-- begin Supplied records --

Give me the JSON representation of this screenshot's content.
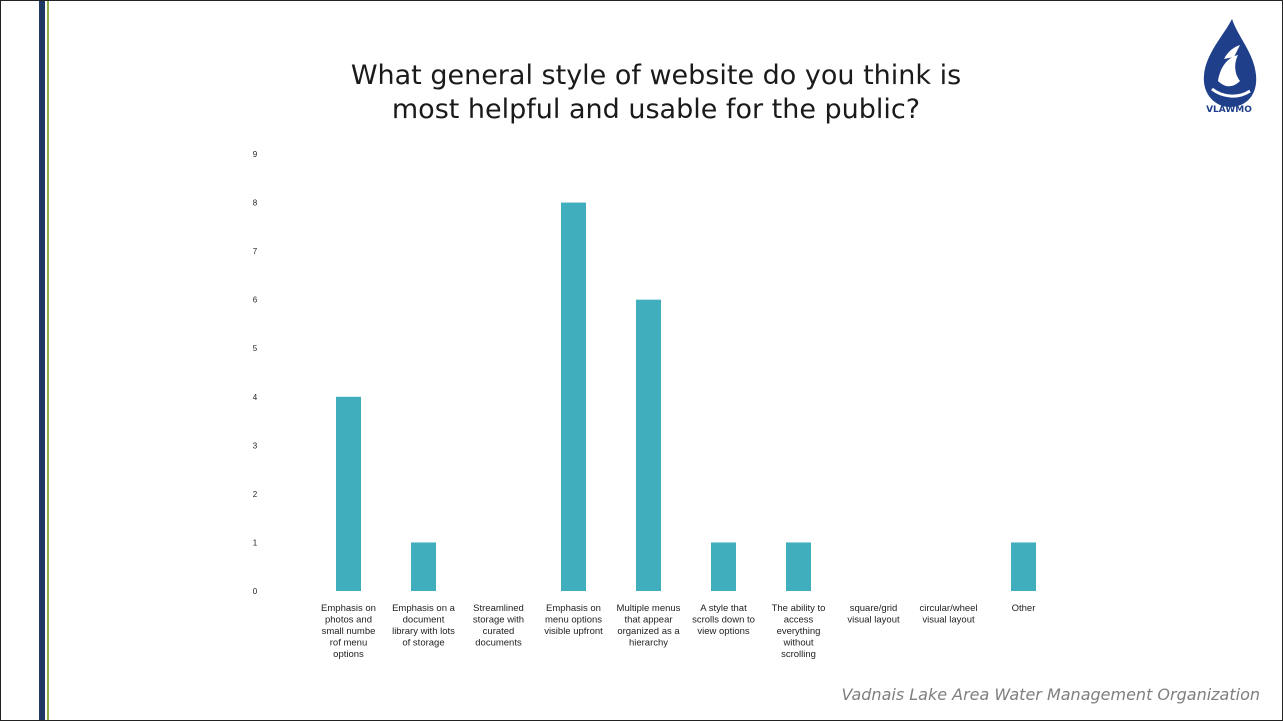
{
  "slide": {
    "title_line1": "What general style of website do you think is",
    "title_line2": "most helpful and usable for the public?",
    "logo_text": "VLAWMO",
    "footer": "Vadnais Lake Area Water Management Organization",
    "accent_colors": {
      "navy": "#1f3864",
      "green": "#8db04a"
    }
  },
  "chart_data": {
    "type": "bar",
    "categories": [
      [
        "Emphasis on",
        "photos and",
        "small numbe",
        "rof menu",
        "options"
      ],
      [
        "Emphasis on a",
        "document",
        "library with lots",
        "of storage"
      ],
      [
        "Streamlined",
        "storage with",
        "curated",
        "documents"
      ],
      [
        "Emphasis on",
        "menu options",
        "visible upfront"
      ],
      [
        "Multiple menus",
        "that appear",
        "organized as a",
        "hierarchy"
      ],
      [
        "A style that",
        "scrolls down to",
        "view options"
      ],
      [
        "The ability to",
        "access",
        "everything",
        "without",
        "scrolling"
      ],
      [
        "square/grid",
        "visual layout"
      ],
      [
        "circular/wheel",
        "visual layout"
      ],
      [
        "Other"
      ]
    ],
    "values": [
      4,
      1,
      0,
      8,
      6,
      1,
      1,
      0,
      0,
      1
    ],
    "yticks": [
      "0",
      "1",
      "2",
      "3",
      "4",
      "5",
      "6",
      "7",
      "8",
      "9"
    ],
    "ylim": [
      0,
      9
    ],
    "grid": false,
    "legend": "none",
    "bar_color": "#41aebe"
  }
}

-- end Supplied records --

**Goal**. All the material shown above is to be copied exactly, with no pictures carried over.

**Full solution**.
Give me the JSON representation of this screenshot's content.
{
  "slide": {
    "title_line1": "What general style of website do you think is",
    "title_line2": "most helpful and usable for the public?",
    "logo_text": "VLAWMO",
    "footer": "Vadnais Lake Area Water Management Organization",
    "accent_colors": {
      "navy": "#1f3864",
      "green": "#8db04a"
    }
  },
  "chart_data": {
    "type": "bar",
    "categories": [
      [
        "Emphasis on",
        "photos and",
        "small numbe",
        "rof menu",
        "options"
      ],
      [
        "Emphasis on a",
        "document",
        "library with lots",
        "of storage"
      ],
      [
        "Streamlined",
        "storage with",
        "curated",
        "documents"
      ],
      [
        "Emphasis on",
        "menu options",
        "visible upfront"
      ],
      [
        "Multiple menus",
        "that appear",
        "organized as a",
        "hierarchy"
      ],
      [
        "A style that",
        "scrolls down to",
        "view options"
      ],
      [
        "The ability to",
        "access",
        "everything",
        "without",
        "scrolling"
      ],
      [
        "square/grid",
        "visual layout"
      ],
      [
        "circular/wheel",
        "visual layout"
      ],
      [
        "Other"
      ]
    ],
    "values": [
      4,
      1,
      0,
      8,
      6,
      1,
      1,
      0,
      0,
      1
    ],
    "yticks": [
      "0",
      "1",
      "2",
      "3",
      "4",
      "5",
      "6",
      "7",
      "8",
      "9"
    ],
    "ylim": [
      0,
      9
    ],
    "grid": false,
    "legend": "none",
    "bar_color": "#41aebe"
  }
}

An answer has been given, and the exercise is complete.